* RECORDS SHOWN *

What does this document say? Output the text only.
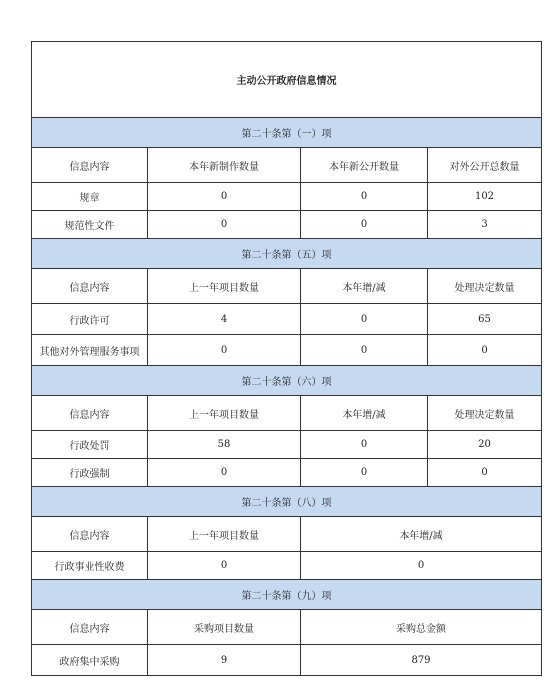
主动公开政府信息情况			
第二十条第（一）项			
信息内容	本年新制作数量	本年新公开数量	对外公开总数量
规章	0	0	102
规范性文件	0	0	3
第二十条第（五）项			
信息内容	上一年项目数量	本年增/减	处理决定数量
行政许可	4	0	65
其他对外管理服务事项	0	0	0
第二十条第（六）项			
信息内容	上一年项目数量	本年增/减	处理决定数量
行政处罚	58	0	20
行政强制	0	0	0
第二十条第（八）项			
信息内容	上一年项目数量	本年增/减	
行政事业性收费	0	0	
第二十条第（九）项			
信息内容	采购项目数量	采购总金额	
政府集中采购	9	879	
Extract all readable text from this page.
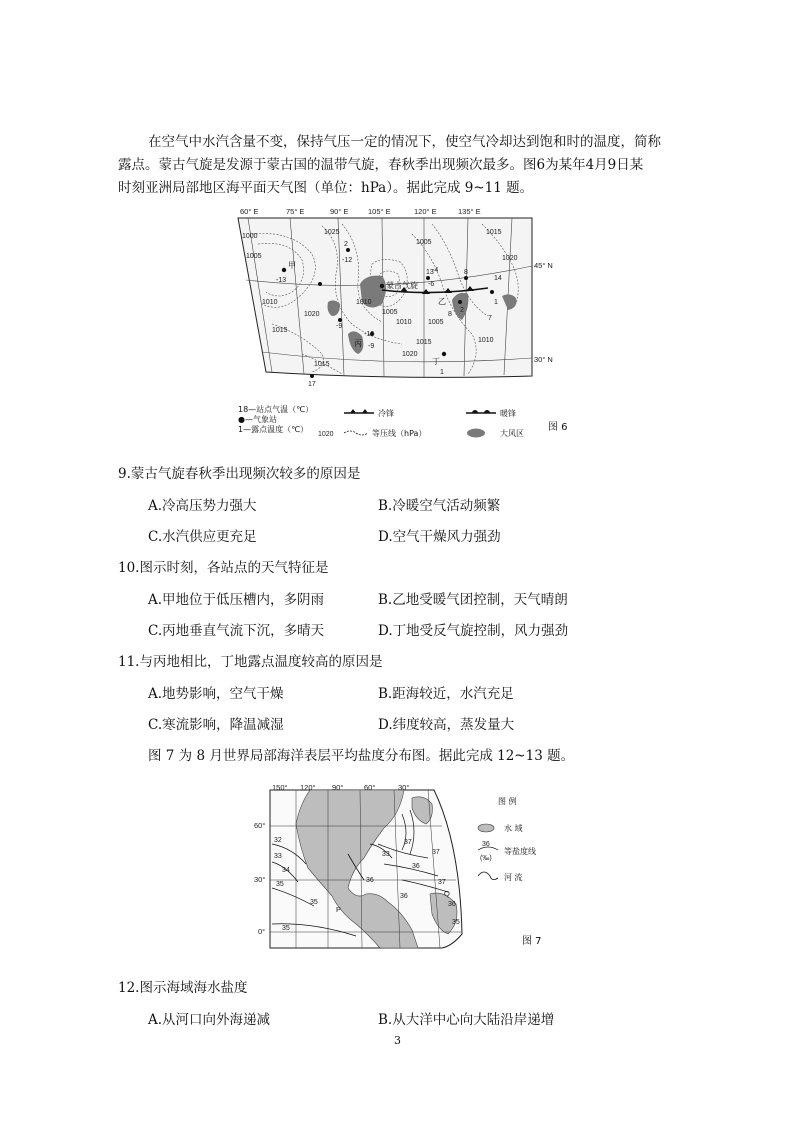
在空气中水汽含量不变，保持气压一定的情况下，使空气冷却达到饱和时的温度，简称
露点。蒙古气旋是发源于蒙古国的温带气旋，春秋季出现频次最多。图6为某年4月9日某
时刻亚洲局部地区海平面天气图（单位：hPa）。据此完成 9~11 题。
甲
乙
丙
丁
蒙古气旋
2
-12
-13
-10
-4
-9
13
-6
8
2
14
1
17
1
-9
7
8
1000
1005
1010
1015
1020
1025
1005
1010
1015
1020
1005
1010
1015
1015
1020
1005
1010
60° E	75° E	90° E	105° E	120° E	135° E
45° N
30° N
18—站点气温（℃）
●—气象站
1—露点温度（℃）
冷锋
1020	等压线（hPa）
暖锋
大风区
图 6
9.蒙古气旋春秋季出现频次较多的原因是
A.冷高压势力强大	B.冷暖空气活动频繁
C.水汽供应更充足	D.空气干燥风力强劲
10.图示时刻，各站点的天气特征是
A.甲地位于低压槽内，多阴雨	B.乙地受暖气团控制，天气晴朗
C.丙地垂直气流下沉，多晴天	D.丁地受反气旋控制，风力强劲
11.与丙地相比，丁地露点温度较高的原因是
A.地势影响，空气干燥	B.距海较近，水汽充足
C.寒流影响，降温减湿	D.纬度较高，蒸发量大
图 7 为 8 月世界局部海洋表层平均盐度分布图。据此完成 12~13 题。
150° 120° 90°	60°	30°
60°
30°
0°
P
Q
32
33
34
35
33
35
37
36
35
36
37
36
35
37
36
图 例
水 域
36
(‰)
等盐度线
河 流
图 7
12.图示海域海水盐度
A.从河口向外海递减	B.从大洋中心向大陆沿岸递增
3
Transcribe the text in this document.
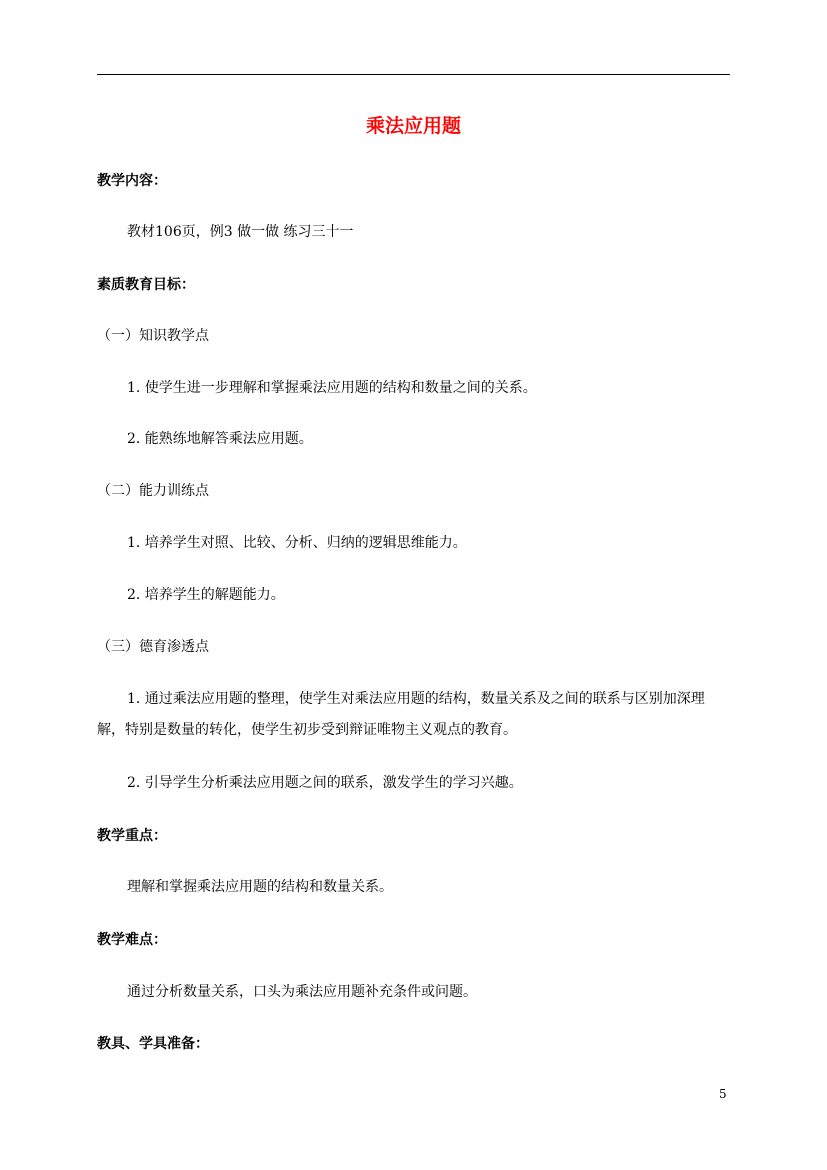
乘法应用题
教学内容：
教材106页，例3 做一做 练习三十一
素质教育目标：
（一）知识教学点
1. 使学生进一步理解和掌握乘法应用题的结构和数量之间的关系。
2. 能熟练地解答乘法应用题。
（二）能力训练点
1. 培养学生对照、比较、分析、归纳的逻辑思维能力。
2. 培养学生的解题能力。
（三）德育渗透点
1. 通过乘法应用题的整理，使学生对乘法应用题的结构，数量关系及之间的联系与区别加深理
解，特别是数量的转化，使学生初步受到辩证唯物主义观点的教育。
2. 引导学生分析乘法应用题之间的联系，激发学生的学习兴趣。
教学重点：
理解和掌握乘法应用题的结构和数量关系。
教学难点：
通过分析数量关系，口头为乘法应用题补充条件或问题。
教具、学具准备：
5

---

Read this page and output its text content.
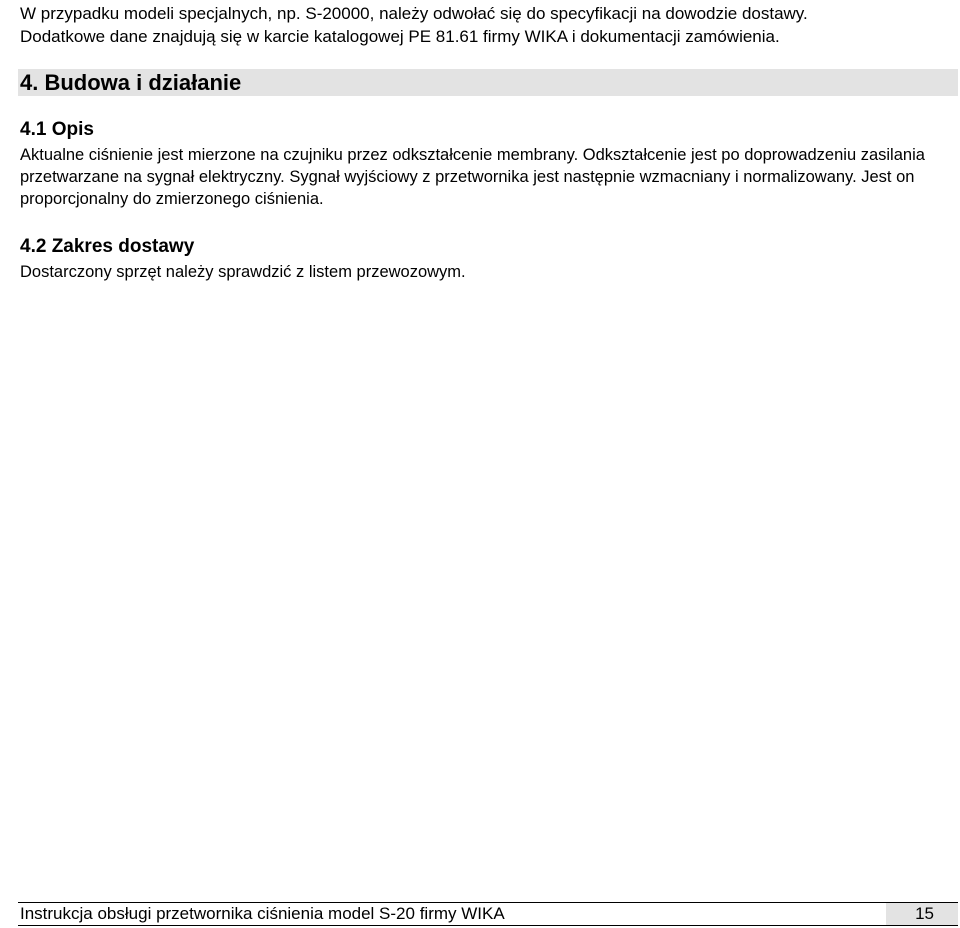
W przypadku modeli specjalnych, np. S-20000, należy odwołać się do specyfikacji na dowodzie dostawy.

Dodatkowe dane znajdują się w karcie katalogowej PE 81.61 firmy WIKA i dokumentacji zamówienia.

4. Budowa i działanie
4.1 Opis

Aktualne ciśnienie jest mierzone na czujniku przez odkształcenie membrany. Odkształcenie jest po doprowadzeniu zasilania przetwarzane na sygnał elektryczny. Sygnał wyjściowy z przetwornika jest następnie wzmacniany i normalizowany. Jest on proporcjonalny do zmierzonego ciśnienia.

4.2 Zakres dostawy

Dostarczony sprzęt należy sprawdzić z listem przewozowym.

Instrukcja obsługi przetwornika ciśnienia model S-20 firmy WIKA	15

* WHAT THE TASK REQUIRES *
Determine how many lines contain the word "dostawy" and reply with that number alone.

* CORRECT OUTPUT *
2